WORK INSTRUCTIONS |
Write out the records below word for word, please.

DATA SECTION |
_ _ _ _ _

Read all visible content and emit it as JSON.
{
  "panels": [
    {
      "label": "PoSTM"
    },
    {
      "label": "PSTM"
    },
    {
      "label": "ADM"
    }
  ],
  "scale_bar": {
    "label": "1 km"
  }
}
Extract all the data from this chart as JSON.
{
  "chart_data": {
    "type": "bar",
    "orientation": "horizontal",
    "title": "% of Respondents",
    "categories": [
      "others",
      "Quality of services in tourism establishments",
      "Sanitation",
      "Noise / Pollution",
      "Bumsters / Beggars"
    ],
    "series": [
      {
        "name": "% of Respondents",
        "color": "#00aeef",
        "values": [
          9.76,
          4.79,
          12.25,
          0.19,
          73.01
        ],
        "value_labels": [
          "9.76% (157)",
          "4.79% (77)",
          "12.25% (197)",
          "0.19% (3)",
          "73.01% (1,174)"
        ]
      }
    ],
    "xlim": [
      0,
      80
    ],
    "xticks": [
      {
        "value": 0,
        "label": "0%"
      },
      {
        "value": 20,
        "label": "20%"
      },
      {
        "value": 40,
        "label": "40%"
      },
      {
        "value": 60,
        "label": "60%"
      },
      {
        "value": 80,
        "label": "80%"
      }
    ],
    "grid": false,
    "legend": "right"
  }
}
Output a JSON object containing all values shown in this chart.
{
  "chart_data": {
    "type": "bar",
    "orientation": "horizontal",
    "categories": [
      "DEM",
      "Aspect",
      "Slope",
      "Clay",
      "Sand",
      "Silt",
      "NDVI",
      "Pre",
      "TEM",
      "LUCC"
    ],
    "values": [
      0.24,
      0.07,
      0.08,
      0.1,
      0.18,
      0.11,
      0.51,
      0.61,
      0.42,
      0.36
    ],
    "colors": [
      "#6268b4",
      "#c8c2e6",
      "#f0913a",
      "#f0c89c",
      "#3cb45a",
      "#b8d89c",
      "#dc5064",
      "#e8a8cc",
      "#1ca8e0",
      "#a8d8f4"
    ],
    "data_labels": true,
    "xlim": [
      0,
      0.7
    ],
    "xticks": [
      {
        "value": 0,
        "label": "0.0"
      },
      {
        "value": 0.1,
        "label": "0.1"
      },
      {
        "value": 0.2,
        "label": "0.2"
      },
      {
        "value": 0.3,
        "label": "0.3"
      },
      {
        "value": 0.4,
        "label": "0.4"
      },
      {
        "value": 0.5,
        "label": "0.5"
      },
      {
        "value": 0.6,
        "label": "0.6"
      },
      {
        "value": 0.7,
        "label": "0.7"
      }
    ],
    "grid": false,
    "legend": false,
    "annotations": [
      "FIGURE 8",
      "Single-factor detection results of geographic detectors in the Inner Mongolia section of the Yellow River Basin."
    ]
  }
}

_ _ _ _ _

FINISHED EXERCISE |
Read all visible content and emit it as JSON.
{
  "panels": [
    {
      "label": "PoSTM"
    },
    {
      "label": "PSTM"
    },
    {
      "label": "ADM"
    }
  ],
  "scale_bar": {
    "label": "1 km"
  }
}
Extract all the data from this chart as JSON.
{
  "chart_data": {
    "type": "bar",
    "orientation": "horizontal",
    "title": "% of Respondents",
    "categories": [
      "others",
      "Quality of services in tourism establishments",
      "Sanitation",
      "Noise / Pollution",
      "Bumsters / Beggars"
    ],
    "series": [
      {
        "name": "% of Respondents",
        "color": "#00aeef",
        "values": [
          9.76,
          4.79,
          12.25,
          0.19,
          73.01
        ],
        "value_labels": [
          "9.76% (157)",
          "4.79% (77)",
          "12.25% (197)",
          "0.19% (3)",
          "73.01% (1,174)"
        ]
      }
    ],
    "xlim": [
      0,
      80
    ],
    "xticks": [
      {
        "value": 0,
        "label": "0%"
      },
      {
        "value": 20,
        "label": "20%"
      },
      {
        "value": 40,
        "label": "40%"
      },
      {
        "value": 60,
        "label": "60%"
      },
      {
        "value": 80,
        "label": "80%"
      }
    ],
    "grid": false,
    "legend": "right"
  }
}
Output a JSON object containing all values shown in this chart.
{
  "chart_data": {
    "type": "bar",
    "orientation": "horizontal",
    "categories": [
      "DEM",
      "Aspect",
      "Slope",
      "Clay",
      "Sand",
      "Silt",
      "NDVI",
      "Pre",
      "TEM",
      "LUCC"
    ],
    "values": [
      0.24,
      0.07,
      0.08,
      0.1,
      0.18,
      0.11,
      0.51,
      0.61,
      0.42,
      0.36
    ],
    "colors": [
      "#6268b4",
      "#c8c2e6",
      "#f0913a",
      "#f0c89c",
      "#3cb45a",
      "#b8d89c",
      "#dc5064",
      "#e8a8cc",
      "#1ca8e0",
      "#a8d8f4"
    ],
    "data_labels": true,
    "xlim": [
      0,
      0.7
    ],
    "xticks": [
      {
        "value": 0,
        "label": "0.0"
      },
      {
        "value": 0.1,
        "label": "0.1"
      },
      {
        "value": 0.2,
        "label": "0.2"
      },
      {
        "value": 0.3,
        "label": "0.3"
      },
      {
        "value": 0.4,
        "label": "0.4"
      },
      {
        "value": 0.5,
        "label": "0.5"
      },
      {
        "value": 0.6,
        "label": "0.6"
      },
      {
        "value": 0.7,
        "label": "0.7"
      }
    ],
    "grid": false,
    "legend": false,
    "annotations": [
      "FIGURE 8",
      "Single-factor detection results of geographic detectors in the Inner Mongolia section of the Yellow River Basin."
    ]
  }
}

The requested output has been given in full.